AIM:
Locate all lines with the word "CALCASIEU". Copy them.
START MATERIAL PROVIDED
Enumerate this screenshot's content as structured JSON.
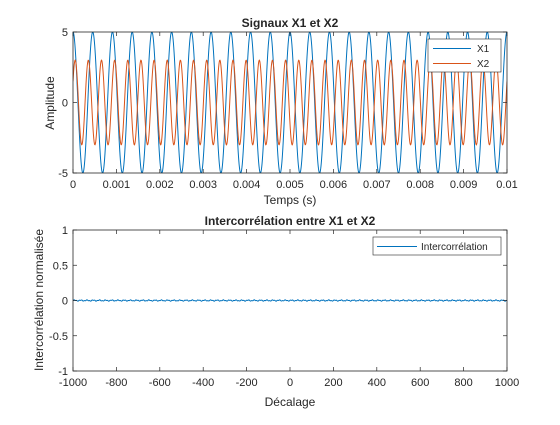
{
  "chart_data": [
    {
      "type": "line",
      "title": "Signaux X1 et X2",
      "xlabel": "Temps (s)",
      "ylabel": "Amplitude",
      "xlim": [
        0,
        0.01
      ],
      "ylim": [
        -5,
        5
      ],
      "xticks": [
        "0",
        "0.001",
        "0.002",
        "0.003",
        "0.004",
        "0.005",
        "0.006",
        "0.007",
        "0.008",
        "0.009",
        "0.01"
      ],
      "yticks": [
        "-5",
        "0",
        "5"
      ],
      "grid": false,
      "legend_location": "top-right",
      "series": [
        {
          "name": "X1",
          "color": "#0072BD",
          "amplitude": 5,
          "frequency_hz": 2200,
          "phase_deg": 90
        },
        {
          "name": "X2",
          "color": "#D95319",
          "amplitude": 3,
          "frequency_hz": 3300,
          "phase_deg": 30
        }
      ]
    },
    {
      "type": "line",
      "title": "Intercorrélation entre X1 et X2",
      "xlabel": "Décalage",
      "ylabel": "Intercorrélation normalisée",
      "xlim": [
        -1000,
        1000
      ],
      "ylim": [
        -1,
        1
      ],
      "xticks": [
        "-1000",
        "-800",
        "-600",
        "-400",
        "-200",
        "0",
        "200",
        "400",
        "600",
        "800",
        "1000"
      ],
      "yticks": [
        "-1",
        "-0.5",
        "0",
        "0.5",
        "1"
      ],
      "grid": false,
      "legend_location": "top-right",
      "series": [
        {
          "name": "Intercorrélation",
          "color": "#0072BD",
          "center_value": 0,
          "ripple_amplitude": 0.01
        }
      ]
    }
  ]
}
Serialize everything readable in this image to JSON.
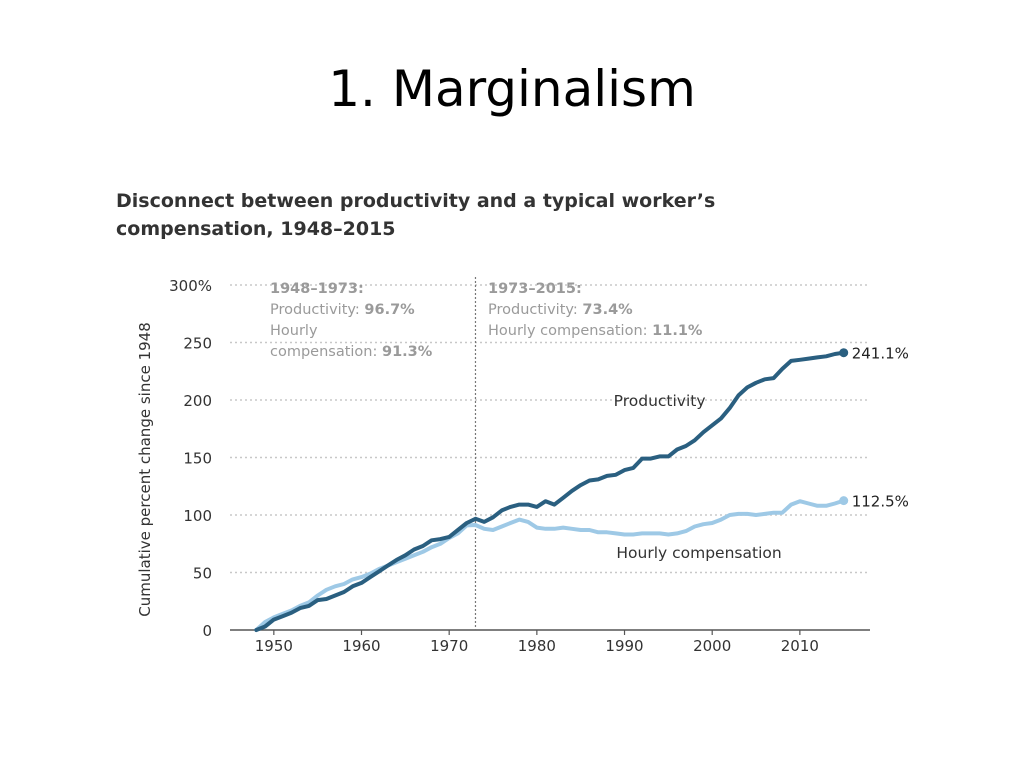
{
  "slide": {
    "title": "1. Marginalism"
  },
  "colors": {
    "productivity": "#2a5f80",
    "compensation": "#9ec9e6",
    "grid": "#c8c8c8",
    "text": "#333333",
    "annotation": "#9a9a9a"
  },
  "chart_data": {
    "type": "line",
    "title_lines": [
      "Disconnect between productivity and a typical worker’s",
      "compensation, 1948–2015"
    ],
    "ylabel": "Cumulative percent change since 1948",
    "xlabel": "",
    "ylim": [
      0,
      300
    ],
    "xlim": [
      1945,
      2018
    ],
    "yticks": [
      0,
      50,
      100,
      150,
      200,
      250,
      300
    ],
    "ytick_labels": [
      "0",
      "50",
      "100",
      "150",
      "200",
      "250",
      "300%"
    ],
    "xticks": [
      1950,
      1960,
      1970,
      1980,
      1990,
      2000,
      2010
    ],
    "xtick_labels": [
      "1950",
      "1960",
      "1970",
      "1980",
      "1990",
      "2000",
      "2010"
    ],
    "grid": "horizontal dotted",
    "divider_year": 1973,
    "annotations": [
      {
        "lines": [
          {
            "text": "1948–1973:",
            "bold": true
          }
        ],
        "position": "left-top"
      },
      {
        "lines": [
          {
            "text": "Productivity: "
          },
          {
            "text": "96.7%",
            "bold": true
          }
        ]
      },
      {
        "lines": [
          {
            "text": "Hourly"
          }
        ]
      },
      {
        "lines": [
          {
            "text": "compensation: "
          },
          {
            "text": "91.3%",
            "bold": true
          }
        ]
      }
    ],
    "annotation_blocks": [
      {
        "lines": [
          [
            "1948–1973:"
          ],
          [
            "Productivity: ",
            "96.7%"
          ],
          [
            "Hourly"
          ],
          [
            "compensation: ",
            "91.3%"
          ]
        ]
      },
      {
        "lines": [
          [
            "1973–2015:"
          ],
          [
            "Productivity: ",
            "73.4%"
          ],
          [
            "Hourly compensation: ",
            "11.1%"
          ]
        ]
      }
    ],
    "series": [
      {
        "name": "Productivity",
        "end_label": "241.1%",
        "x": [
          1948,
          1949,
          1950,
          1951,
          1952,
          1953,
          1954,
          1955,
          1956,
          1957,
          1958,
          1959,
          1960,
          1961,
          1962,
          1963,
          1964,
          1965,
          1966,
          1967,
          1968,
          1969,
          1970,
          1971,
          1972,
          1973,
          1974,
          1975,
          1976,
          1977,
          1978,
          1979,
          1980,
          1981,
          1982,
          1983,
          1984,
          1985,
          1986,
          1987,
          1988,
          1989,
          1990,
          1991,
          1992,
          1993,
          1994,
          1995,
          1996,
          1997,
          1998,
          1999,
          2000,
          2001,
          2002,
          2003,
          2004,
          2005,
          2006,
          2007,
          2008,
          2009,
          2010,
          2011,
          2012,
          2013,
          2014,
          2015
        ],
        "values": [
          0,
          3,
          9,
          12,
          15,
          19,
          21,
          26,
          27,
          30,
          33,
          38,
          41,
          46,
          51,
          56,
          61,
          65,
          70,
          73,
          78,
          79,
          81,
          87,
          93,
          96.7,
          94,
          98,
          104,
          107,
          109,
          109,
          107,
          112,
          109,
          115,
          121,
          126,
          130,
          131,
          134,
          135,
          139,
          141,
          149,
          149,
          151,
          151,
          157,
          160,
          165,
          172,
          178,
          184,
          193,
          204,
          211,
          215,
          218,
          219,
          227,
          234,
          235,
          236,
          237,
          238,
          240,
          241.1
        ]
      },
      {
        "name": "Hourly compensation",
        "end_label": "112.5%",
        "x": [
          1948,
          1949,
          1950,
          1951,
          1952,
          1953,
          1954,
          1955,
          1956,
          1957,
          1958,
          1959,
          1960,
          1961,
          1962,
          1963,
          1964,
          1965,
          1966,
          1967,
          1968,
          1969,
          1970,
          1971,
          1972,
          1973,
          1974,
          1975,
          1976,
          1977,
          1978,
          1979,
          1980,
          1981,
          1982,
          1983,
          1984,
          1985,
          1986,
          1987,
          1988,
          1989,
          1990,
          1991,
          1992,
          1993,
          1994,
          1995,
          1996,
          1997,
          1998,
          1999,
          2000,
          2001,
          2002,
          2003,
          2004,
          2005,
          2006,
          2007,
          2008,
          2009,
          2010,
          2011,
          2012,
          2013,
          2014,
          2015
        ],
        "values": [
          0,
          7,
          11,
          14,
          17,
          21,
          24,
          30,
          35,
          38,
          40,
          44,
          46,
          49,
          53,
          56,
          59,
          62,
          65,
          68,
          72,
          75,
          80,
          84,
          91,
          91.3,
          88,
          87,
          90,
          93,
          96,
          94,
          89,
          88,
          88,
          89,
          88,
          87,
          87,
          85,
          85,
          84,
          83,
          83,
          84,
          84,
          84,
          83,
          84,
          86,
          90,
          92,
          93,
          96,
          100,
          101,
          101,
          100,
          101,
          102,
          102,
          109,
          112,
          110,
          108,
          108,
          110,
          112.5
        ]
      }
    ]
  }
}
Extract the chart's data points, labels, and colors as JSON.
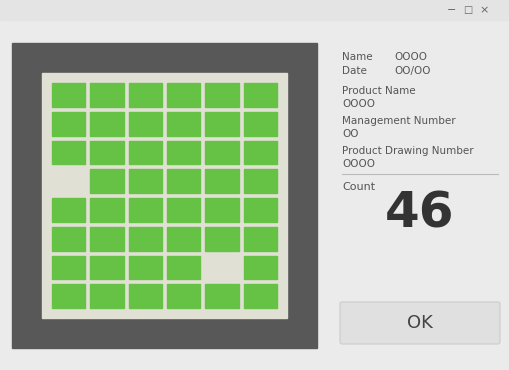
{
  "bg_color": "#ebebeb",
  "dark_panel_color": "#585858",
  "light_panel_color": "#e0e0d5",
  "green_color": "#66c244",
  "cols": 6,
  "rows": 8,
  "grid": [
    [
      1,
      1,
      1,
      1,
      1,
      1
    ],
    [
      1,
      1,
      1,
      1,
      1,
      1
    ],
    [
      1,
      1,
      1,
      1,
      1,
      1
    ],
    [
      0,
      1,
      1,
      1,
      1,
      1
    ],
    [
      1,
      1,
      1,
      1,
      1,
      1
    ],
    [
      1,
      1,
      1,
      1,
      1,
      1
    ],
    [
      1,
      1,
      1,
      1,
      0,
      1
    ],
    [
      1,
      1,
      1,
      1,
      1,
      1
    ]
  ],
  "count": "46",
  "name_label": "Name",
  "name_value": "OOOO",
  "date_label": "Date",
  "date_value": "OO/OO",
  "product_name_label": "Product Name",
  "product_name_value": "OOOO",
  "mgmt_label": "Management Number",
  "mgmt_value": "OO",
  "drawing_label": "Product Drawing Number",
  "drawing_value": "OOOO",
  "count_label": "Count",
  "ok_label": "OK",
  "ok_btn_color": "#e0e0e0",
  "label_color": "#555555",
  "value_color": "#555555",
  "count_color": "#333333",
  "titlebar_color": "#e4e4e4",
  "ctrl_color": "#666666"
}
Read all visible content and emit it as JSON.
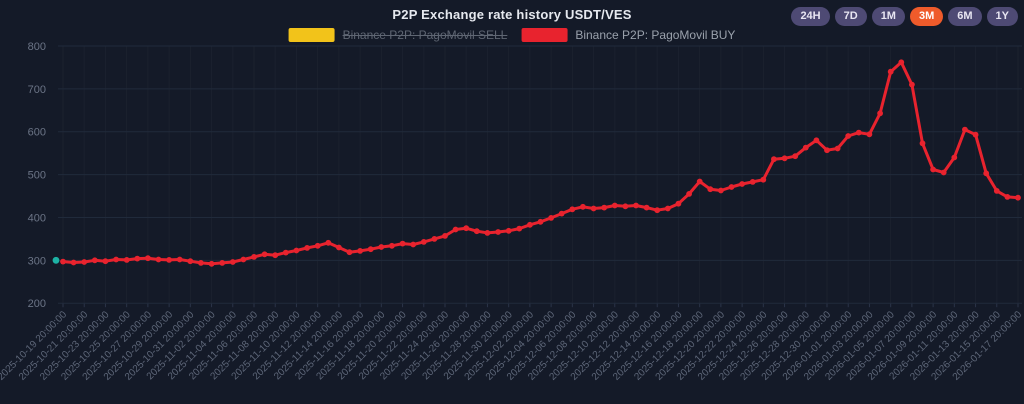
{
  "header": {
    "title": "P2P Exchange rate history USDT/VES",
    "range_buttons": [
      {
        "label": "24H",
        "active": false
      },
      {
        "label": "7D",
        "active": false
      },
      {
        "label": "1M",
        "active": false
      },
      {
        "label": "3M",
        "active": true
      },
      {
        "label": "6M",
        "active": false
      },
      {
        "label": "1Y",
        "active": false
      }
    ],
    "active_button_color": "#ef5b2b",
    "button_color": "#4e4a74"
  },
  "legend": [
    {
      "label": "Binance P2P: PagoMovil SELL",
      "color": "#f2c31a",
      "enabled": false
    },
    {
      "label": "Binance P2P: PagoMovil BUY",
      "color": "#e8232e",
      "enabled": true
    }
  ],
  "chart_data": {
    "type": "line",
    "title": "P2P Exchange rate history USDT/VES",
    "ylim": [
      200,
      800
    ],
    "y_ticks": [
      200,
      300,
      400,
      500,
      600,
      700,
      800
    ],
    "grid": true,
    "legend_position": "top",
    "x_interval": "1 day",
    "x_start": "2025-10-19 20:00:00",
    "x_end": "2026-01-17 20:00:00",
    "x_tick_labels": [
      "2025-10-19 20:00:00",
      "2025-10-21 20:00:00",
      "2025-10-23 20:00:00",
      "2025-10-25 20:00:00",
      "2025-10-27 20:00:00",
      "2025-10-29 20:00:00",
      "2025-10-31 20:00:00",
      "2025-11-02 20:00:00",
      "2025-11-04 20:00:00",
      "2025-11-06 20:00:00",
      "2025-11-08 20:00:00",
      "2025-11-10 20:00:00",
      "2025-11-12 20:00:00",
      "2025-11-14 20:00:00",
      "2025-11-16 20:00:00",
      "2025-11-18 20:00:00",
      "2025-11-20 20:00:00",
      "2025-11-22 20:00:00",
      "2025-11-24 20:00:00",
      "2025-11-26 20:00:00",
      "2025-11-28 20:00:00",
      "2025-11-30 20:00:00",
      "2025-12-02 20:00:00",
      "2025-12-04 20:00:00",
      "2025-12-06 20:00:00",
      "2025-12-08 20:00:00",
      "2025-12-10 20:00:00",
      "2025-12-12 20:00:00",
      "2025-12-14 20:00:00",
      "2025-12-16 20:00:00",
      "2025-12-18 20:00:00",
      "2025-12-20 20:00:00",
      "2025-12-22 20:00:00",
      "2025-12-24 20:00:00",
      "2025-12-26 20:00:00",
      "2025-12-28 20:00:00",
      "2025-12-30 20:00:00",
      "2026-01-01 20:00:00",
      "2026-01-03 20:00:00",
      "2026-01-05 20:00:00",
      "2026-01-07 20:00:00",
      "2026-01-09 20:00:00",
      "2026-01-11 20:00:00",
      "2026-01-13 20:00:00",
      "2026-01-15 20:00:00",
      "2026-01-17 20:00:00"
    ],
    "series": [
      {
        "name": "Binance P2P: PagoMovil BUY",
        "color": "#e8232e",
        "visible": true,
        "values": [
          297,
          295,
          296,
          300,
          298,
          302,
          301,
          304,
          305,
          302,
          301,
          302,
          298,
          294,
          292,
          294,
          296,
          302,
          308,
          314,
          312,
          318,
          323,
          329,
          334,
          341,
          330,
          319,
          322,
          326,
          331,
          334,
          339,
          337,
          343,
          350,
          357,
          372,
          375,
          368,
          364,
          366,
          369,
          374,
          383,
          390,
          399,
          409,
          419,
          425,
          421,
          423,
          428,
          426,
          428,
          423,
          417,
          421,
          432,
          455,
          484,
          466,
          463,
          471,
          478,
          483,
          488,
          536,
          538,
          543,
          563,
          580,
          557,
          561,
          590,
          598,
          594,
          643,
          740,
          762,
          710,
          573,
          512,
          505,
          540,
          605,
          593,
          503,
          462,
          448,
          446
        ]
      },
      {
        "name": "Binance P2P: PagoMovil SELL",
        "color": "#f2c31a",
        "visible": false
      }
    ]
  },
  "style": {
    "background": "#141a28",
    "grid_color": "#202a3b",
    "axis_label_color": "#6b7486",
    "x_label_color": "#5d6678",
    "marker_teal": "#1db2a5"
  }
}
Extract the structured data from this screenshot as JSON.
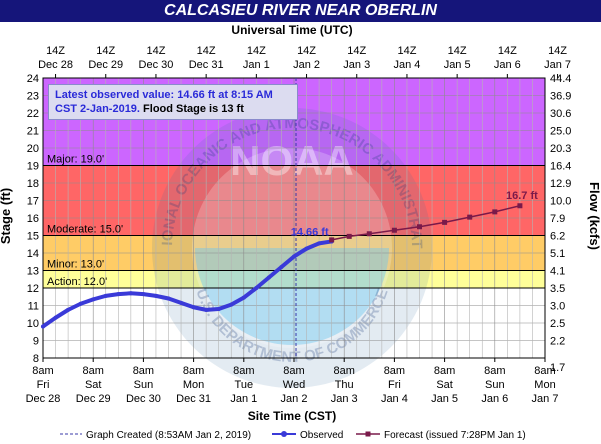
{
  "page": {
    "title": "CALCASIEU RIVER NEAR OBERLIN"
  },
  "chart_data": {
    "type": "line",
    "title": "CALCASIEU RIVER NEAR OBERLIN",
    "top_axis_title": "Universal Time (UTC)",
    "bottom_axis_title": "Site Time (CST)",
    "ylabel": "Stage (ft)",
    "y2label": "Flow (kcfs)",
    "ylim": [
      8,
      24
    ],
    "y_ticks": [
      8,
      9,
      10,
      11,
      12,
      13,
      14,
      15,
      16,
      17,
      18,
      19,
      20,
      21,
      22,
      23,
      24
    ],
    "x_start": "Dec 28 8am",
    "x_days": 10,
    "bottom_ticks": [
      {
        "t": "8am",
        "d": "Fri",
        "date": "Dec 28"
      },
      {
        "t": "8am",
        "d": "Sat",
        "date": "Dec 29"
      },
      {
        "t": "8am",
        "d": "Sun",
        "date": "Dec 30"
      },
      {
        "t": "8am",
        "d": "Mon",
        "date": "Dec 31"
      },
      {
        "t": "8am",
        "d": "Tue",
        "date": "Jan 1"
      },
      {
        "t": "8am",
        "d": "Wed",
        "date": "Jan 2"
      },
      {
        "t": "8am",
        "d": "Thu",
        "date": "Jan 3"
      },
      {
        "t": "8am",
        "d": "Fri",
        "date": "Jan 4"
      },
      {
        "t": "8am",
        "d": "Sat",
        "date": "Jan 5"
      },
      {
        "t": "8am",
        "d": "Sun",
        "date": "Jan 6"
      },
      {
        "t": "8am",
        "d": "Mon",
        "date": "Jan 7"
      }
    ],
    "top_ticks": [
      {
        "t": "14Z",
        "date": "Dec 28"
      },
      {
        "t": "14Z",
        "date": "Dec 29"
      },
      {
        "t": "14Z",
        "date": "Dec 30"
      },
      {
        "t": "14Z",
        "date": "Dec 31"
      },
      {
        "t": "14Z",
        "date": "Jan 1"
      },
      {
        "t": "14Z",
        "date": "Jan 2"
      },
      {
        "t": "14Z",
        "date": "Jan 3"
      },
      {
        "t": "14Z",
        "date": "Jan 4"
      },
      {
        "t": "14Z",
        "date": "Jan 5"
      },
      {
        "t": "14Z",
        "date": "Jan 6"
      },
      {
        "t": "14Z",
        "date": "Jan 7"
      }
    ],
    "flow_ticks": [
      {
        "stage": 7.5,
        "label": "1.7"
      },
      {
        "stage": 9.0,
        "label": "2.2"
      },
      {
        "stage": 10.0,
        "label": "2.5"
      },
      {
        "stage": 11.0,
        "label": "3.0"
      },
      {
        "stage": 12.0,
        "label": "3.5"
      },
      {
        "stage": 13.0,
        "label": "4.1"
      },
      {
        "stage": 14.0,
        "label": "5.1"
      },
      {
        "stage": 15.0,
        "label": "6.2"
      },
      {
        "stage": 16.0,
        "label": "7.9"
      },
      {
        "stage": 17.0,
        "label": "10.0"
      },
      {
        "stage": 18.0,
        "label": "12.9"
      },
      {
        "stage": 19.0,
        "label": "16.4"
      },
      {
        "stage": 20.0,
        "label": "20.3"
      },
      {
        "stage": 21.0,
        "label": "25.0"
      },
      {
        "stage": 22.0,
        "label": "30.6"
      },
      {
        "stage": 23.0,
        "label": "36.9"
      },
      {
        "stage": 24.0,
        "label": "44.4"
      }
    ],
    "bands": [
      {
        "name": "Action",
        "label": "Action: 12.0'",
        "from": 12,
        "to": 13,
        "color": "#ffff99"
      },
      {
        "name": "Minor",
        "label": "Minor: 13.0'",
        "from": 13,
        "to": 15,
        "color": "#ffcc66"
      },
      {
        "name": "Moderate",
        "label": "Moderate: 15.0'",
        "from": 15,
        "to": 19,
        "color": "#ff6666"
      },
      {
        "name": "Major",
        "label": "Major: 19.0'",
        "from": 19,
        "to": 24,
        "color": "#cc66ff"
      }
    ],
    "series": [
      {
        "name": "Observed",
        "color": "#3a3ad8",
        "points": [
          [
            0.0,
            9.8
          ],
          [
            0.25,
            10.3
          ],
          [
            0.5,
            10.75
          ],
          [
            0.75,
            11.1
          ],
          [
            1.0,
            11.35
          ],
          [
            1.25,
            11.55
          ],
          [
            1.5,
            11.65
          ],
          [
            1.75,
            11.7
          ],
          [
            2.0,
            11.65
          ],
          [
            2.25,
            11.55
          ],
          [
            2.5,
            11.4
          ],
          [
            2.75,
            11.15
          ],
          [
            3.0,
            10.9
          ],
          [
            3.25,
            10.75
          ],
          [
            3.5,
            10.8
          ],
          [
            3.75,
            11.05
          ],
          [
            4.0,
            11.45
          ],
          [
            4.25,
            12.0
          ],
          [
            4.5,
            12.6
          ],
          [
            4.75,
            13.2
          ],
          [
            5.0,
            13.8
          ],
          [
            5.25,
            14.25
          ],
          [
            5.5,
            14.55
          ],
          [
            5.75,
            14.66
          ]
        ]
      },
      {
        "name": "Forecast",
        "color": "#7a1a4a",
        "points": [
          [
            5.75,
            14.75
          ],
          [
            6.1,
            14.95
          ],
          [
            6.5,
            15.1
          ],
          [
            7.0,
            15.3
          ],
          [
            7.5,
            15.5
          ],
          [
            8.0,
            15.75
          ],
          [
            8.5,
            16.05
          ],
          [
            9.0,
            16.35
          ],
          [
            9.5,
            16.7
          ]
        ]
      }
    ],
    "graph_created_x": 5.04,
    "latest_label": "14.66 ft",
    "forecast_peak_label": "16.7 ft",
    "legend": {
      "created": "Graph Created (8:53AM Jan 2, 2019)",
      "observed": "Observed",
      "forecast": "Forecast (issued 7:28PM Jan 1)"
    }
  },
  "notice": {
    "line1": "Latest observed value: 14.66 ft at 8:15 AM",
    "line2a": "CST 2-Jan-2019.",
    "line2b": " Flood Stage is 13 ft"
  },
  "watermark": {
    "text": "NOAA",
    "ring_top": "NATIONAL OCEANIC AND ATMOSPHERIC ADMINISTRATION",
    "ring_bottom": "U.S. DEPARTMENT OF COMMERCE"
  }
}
END MATERIAL PROVIDED
RESPONSE TO THE EXERCISE:
    "title": "CALCASIEU RIVER NEAR OBERLIN"
    "title": "CALCASIEU RIVER NEAR OBERLIN",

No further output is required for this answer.